> Required task
In the listing below, pick out lines with "participants".

★ ★ ★

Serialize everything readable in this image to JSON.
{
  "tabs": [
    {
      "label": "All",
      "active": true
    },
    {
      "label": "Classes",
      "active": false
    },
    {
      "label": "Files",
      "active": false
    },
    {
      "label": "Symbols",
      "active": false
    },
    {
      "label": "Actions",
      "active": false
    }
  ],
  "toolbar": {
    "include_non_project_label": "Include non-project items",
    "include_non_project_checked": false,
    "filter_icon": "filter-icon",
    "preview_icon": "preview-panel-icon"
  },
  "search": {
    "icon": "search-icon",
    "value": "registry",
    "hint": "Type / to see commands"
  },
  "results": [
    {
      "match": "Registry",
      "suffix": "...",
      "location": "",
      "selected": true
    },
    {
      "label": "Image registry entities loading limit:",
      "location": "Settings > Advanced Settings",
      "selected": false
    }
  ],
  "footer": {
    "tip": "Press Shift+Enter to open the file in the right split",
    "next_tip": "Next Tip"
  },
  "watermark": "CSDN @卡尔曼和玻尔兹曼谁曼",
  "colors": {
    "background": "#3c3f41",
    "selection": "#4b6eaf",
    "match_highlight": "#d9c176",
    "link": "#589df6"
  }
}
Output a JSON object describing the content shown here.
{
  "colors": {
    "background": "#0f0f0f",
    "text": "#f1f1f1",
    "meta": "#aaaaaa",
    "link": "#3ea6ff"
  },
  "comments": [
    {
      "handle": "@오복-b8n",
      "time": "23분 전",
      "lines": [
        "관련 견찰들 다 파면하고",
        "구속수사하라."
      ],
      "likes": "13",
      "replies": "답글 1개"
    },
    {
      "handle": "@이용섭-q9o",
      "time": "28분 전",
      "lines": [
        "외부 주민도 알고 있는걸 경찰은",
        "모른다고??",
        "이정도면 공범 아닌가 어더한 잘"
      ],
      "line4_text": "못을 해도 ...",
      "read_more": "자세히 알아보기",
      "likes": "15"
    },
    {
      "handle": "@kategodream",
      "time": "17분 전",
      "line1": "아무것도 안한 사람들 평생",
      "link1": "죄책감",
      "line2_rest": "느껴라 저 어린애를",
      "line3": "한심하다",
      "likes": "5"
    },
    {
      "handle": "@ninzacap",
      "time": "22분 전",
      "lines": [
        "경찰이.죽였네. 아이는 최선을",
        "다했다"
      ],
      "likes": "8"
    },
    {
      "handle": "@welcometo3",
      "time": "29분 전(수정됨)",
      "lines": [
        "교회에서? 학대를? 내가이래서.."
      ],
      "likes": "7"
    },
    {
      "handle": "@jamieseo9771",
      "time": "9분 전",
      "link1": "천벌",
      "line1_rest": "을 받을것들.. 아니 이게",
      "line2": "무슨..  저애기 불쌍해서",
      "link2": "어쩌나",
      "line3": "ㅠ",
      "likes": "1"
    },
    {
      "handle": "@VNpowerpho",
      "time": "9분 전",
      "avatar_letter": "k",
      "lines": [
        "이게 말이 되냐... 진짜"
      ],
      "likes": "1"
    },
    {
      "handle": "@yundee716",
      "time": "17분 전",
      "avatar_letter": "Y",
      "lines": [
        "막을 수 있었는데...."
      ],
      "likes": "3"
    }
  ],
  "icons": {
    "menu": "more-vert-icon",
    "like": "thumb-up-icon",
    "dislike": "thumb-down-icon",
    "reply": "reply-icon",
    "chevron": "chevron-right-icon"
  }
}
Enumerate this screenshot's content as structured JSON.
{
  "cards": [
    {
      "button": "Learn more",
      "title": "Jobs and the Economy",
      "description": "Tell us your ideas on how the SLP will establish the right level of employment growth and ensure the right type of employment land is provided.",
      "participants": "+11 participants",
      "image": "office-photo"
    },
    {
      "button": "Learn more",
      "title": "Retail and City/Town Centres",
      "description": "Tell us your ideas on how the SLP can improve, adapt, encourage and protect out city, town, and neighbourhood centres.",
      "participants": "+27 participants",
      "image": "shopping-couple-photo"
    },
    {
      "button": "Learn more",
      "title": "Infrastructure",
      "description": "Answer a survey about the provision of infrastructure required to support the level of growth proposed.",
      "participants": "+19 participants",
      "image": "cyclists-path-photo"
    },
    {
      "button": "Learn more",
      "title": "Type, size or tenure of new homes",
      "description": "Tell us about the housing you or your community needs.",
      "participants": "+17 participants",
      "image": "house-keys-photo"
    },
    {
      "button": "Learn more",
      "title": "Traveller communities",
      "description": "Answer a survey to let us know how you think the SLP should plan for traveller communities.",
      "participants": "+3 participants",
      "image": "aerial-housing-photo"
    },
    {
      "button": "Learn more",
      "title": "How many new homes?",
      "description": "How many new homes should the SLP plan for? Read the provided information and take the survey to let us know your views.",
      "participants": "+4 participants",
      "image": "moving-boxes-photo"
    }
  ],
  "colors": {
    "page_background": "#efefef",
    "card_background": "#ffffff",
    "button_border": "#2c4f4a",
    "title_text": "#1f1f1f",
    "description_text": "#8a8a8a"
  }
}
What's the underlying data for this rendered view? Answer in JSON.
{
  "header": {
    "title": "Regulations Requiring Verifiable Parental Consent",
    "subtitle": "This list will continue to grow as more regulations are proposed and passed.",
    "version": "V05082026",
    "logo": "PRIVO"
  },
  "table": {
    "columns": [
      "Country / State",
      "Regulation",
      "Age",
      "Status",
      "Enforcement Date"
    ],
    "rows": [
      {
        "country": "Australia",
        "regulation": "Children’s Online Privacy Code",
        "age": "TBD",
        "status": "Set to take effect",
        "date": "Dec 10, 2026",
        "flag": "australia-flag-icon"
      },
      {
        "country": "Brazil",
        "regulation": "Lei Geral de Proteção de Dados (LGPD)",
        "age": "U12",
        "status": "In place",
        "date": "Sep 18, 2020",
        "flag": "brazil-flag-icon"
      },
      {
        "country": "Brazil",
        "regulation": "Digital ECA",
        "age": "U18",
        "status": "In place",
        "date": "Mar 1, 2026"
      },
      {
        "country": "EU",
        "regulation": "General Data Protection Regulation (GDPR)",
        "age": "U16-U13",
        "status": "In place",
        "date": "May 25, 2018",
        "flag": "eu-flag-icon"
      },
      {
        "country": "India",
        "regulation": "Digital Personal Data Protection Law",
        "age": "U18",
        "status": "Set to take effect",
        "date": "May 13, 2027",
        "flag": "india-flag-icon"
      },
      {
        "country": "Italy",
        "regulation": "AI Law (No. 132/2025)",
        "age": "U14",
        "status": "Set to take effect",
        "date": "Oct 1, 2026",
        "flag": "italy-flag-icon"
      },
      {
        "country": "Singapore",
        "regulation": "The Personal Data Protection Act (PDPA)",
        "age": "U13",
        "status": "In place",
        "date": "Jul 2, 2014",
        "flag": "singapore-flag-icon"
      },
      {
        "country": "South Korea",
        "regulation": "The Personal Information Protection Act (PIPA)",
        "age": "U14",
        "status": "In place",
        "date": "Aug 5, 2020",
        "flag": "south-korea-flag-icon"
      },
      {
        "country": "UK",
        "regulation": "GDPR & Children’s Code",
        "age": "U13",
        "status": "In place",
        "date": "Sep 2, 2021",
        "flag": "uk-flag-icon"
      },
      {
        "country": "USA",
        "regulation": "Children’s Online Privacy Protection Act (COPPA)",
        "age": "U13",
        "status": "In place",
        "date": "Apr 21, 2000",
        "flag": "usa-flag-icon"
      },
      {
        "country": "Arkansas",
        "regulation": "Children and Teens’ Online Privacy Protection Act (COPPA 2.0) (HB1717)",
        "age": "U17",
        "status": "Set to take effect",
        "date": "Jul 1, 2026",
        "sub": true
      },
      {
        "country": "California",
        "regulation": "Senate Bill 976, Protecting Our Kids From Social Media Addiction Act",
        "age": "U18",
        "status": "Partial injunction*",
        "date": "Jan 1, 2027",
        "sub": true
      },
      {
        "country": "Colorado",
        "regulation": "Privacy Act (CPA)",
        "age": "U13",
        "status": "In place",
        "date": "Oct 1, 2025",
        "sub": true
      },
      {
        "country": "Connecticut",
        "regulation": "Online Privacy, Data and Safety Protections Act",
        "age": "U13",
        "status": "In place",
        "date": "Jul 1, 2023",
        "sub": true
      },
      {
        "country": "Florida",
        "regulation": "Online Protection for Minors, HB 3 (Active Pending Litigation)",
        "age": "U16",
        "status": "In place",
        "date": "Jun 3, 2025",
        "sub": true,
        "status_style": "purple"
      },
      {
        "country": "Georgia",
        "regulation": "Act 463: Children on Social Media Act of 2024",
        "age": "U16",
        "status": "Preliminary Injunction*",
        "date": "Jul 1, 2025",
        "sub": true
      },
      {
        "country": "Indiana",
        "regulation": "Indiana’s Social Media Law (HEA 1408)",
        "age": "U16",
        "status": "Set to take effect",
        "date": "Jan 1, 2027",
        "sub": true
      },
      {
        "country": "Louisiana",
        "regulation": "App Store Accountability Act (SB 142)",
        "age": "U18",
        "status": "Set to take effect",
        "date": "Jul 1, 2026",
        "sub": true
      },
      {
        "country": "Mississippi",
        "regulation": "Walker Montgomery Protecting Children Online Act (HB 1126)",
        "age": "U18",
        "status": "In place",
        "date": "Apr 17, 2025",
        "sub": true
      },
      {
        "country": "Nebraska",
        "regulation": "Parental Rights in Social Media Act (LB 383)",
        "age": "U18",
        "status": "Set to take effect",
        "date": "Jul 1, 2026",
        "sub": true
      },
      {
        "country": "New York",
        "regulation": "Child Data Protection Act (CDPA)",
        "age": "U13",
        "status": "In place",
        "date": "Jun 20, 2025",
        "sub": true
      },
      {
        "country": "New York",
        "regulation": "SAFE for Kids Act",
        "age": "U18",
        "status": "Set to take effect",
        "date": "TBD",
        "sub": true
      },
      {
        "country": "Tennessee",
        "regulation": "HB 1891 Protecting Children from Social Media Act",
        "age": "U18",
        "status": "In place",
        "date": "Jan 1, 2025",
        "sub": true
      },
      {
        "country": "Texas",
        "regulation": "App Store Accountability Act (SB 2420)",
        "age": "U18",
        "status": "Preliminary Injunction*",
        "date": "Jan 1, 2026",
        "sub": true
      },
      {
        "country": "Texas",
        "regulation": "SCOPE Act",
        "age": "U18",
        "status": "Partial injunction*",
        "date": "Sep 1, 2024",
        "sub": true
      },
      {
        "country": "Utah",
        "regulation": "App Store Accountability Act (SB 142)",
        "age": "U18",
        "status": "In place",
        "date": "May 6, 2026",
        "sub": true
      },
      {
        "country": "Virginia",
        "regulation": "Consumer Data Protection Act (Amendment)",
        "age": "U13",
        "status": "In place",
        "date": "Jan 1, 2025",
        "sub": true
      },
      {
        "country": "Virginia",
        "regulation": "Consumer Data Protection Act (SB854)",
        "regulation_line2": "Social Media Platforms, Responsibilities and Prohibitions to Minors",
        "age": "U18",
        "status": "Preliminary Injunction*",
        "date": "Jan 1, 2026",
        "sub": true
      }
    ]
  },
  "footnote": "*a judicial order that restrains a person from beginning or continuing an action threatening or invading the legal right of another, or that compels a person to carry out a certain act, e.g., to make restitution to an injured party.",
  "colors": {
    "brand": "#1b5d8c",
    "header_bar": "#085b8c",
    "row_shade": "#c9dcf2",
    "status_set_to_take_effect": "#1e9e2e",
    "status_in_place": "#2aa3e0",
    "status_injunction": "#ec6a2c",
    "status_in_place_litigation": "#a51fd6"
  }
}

★ ★ ★

> Response
      "participants": "+11 participants",
      "participants": "+27 participants",
      "participants": "+19 participants",
      "participants": "+17 participants",
      "participants": "+3 participants",
      "participants": "+4 participants",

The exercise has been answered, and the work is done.